What you need to do:
Write out every record below exactly as it appears.

•••

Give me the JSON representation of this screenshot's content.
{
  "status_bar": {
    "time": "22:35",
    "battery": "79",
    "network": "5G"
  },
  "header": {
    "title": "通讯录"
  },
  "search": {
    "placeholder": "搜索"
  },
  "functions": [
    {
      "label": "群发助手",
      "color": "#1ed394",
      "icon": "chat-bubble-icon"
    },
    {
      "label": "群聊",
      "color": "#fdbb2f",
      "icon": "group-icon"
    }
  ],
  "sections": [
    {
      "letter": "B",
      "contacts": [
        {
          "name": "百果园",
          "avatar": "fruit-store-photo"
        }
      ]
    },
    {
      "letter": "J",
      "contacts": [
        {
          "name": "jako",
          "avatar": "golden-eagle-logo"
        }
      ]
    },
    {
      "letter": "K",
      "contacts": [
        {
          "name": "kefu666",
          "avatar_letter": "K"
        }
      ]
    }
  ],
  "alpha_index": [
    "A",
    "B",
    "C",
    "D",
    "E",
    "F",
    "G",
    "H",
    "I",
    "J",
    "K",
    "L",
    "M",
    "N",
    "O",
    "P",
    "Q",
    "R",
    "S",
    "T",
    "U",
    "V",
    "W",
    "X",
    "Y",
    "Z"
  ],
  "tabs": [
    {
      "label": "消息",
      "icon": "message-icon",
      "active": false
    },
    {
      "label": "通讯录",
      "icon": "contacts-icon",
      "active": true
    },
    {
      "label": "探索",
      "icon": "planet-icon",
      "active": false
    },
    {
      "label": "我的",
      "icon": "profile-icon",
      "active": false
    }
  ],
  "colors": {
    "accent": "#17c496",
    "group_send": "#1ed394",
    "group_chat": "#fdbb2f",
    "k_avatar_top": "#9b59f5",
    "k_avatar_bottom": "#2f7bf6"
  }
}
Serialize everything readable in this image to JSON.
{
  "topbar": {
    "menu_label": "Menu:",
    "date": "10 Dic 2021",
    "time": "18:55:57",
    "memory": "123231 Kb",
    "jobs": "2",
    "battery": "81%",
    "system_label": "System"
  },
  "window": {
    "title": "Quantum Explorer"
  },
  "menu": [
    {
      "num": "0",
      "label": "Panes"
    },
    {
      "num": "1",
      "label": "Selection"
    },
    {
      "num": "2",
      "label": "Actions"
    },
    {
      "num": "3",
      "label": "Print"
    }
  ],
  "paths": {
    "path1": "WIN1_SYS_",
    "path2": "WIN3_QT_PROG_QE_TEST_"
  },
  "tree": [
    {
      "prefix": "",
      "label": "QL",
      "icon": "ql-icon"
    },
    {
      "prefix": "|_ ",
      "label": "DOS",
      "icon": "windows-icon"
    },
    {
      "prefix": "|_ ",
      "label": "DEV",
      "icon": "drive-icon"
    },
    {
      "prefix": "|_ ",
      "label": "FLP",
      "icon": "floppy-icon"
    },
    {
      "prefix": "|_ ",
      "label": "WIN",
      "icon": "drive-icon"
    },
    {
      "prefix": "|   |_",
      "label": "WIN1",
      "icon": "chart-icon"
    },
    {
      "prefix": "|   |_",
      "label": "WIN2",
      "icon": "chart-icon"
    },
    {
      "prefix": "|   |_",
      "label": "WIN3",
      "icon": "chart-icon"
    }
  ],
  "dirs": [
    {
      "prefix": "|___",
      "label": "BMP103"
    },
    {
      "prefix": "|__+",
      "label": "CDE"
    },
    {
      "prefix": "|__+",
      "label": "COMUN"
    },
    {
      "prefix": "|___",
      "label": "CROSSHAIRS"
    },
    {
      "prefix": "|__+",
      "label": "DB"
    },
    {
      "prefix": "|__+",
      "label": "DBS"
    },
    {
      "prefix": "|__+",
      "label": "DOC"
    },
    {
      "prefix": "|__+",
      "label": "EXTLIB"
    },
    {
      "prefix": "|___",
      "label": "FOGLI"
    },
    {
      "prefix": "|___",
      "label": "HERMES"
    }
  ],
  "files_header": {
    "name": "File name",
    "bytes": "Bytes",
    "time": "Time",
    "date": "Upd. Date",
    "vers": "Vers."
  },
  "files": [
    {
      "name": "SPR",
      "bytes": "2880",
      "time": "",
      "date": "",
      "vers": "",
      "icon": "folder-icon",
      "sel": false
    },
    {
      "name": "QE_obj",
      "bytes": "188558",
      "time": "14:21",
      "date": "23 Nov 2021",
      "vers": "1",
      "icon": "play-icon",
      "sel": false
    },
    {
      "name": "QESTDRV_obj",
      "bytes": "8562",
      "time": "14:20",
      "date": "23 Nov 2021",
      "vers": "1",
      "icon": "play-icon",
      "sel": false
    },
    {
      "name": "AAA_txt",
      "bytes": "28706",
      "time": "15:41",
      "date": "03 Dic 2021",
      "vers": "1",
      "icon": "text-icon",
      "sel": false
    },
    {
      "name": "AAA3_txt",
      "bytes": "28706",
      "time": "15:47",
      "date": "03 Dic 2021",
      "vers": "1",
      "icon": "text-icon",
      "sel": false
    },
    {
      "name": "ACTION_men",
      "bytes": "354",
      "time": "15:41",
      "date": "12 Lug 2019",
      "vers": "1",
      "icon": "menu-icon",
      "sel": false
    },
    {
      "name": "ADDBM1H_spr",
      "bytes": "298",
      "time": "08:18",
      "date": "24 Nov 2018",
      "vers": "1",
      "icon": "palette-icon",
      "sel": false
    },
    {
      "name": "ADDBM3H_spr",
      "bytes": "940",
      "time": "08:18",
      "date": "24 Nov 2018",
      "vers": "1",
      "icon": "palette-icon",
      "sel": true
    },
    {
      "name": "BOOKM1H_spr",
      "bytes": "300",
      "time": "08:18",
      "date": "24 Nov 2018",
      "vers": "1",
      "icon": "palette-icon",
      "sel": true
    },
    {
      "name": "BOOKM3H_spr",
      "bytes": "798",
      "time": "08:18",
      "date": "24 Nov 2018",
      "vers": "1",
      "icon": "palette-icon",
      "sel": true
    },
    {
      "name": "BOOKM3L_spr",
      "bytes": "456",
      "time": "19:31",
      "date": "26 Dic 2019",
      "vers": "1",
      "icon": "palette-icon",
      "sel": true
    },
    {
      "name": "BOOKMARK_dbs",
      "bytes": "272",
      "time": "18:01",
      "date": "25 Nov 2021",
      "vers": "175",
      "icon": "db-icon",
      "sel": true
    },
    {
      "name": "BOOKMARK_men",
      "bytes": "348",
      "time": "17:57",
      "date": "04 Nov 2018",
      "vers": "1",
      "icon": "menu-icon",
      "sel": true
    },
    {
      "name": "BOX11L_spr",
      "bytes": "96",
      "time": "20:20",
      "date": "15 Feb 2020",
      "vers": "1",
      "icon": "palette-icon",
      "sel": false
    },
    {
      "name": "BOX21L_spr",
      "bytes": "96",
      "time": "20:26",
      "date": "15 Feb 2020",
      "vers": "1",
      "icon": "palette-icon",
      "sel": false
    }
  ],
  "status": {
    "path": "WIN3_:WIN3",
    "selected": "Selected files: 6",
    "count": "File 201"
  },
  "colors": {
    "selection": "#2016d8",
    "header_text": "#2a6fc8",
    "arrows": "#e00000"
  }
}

•••

Answer in full:
Give me the JSON representation of this screenshot's content.
{
  "status_bar": {
    "time": "22:35",
    "battery": "79",
    "network": "5G"
  },
  "header": {
    "title": "通讯录"
  },
  "search": {
    "placeholder": "搜索"
  },
  "functions": [
    {
      "label": "群发助手",
      "color": "#1ed394",
      "icon": "chat-bubble-icon"
    },
    {
      "label": "群聊",
      "color": "#fdbb2f",
      "icon": "group-icon"
    }
  ],
  "sections": [
    {
      "letter": "B",
      "contacts": [
        {
          "name": "百果园",
          "avatar": "fruit-store-photo"
        }
      ]
    },
    {
      "letter": "J",
      "contacts": [
        {
          "name": "jako",
          "avatar": "golden-eagle-logo"
        }
      ]
    },
    {
      "letter": "K",
      "contacts": [
        {
          "name": "kefu666",
          "avatar_letter": "K"
        }
      ]
    }
  ],
  "alpha_index": [
    "A",
    "B",
    "C",
    "D",
    "E",
    "F",
    "G",
    "H",
    "I",
    "J",
    "K",
    "L",
    "M",
    "N",
    "O",
    "P",
    "Q",
    "R",
    "S",
    "T",
    "U",
    "V",
    "W",
    "X",
    "Y",
    "Z"
  ],
  "tabs": [
    {
      "label": "消息",
      "icon": "message-icon",
      "active": false
    },
    {
      "label": "通讯录",
      "icon": "contacts-icon",
      "active": true
    },
    {
      "label": "探索",
      "icon": "planet-icon",
      "active": false
    },
    {
      "label": "我的",
      "icon": "profile-icon",
      "active": false
    }
  ],
  "colors": {
    "accent": "#17c496",
    "group_send": "#1ed394",
    "group_chat": "#fdbb2f",
    "k_avatar_top": "#9b59f5",
    "k_avatar_bottom": "#2f7bf6"
  }
}
Serialize everything readable in this image to JSON.
{
  "topbar": {
    "menu_label": "Menu:",
    "date": "10 Dic 2021",
    "time": "18:55:57",
    "memory": "123231 Kb",
    "jobs": "2",
    "battery": "81%",
    "system_label": "System"
  },
  "window": {
    "title": "Quantum Explorer"
  },
  "menu": [
    {
      "num": "0",
      "label": "Panes"
    },
    {
      "num": "1",
      "label": "Selection"
    },
    {
      "num": "2",
      "label": "Actions"
    },
    {
      "num": "3",
      "label": "Print"
    }
  ],
  "paths": {
    "path1": "WIN1_SYS_",
    "path2": "WIN3_QT_PROG_QE_TEST_"
  },
  "tree": [
    {
      "prefix": "",
      "label": "QL",
      "icon": "ql-icon"
    },
    {
      "prefix": "|_ ",
      "label": "DOS",
      "icon": "windows-icon"
    },
    {
      "prefix": "|_ ",
      "label": "DEV",
      "icon": "drive-icon"
    },
    {
      "prefix": "|_ ",
      "label": "FLP",
      "icon": "floppy-icon"
    },
    {
      "prefix": "|_ ",
      "label": "WIN",
      "icon": "drive-icon"
    },
    {
      "prefix": "|   |_",
      "label": "WIN1",
      "icon": "chart-icon"
    },
    {
      "prefix": "|   |_",
      "label": "WIN2",
      "icon": "chart-icon"
    },
    {
      "prefix": "|   |_",
      "label": "WIN3",
      "icon": "chart-icon"
    }
  ],
  "dirs": [
    {
      "prefix": "|___",
      "label": "BMP103"
    },
    {
      "prefix": "|__+",
      "label": "CDE"
    },
    {
      "prefix": "|__+",
      "label": "COMUN"
    },
    {
      "prefix": "|___",
      "label": "CROSSHAIRS"
    },
    {
      "prefix": "|__+",
      "label": "DB"
    },
    {
      "prefix": "|__+",
      "label": "DBS"
    },
    {
      "prefix": "|__+",
      "label": "DOC"
    },
    {
      "prefix": "|__+",
      "label": "EXTLIB"
    },
    {
      "prefix": "|___",
      "label": "FOGLI"
    },
    {
      "prefix": "|___",
      "label": "HERMES"
    }
  ],
  "files_header": {
    "name": "File name",
    "bytes": "Bytes",
    "time": "Time",
    "date": "Upd. Date",
    "vers": "Vers."
  },
  "files": [
    {
      "name": "SPR",
      "bytes": "2880",
      "time": "",
      "date": "",
      "vers": "",
      "icon": "folder-icon",
      "sel": false
    },
    {
      "name": "QE_obj",
      "bytes": "188558",
      "time": "14:21",
      "date": "23 Nov 2021",
      "vers": "1",
      "icon": "play-icon",
      "sel": false
    },
    {
      "name": "QESTDRV_obj",
      "bytes": "8562",
      "time": "14:20",
      "date": "23 Nov 2021",
      "vers": "1",
      "icon": "play-icon",
      "sel": false
    },
    {
      "name": "AAA_txt",
      "bytes": "28706",
      "time": "15:41",
      "date": "03 Dic 2021",
      "vers": "1",
      "icon": "text-icon",
      "sel": false
    },
    {
      "name": "AAA3_txt",
      "bytes": "28706",
      "time": "15:47",
      "date": "03 Dic 2021",
      "vers": "1",
      "icon": "text-icon",
      "sel": false
    },
    {
      "name": "ACTION_men",
      "bytes": "354",
      "time": "15:41",
      "date": "12 Lug 2019",
      "vers": "1",
      "icon": "menu-icon",
      "sel": false
    },
    {
      "name": "ADDBM1H_spr",
      "bytes": "298",
      "time": "08:18",
      "date": "24 Nov 2018",
      "vers": "1",
      "icon": "palette-icon",
      "sel": false
    },
    {
      "name": "ADDBM3H_spr",
      "bytes": "940",
      "time": "08:18",
      "date": "24 Nov 2018",
      "vers": "1",
      "icon": "palette-icon",
      "sel": true
    },
    {
      "name": "BOOKM1H_spr",
      "bytes": "300",
      "time": "08:18",
      "date": "24 Nov 2018",
      "vers": "1",
      "icon": "palette-icon",
      "sel": true
    },
    {
      "name": "BOOKM3H_spr",
      "bytes": "798",
      "time": "08:18",
      "date": "24 Nov 2018",
      "vers": "1",
      "icon": "palette-icon",
      "sel": true
    },
    {
      "name": "BOOKM3L_spr",
      "bytes": "456",
      "time": "19:31",
      "date": "26 Dic 2019",
      "vers": "1",
      "icon": "palette-icon",
      "sel": true
    },
    {
      "name": "BOOKMARK_dbs",
      "bytes": "272",
      "time": "18:01",
      "date": "25 Nov 2021",
      "vers": "175",
      "icon": "db-icon",
      "sel": true
    },
    {
      "name": "BOOKMARK_men",
      "bytes": "348",
      "time": "17:57",
      "date": "04 Nov 2018",
      "vers": "1",
      "icon": "menu-icon",
      "sel": true
    },
    {
      "name": "BOX11L_spr",
      "bytes": "96",
      "time": "20:20",
      "date": "15 Feb 2020",
      "vers": "1",
      "icon": "palette-icon",
      "sel": false
    },
    {
      "name": "BOX21L_spr",
      "bytes": "96",
      "time": "20:26",
      "date": "15 Feb 2020",
      "vers": "1",
      "icon": "palette-icon",
      "sel": false
    }
  ],
  "status": {
    "path": "WIN3_:WIN3",
    "selected": "Selected files: 6",
    "count": "File 201"
  },
  "colors": {
    "selection": "#2016d8",
    "header_text": "#2a6fc8",
    "arrows": "#e00000"
  }
}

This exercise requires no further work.